Objective: Give all of the lines again exactly as they read.

>> START Items

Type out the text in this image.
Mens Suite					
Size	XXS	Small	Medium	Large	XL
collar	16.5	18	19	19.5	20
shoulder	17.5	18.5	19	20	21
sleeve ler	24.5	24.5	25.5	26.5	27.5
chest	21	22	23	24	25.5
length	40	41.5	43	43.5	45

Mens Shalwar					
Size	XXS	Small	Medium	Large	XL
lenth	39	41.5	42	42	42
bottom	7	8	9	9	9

>> END Items

Response for this exercise:
Type out the text in this image.
Mens Suite					
Size	XXS	Small	Medium	Large	XL
collar	16.5	18	19	19.5	20
shoulder	17.5	18.5	19	20	21
sleeve ler	24.5	24.5	25.5	26.5	27.5
chest	21	22	23	24	25.5
length	40	41.5	43	43.5	45

Mens Shalwar					
Size	XXS	Small	Medium	Large	XL
lenth	39	41.5	42	42	42
bottom	7	8	9	9	9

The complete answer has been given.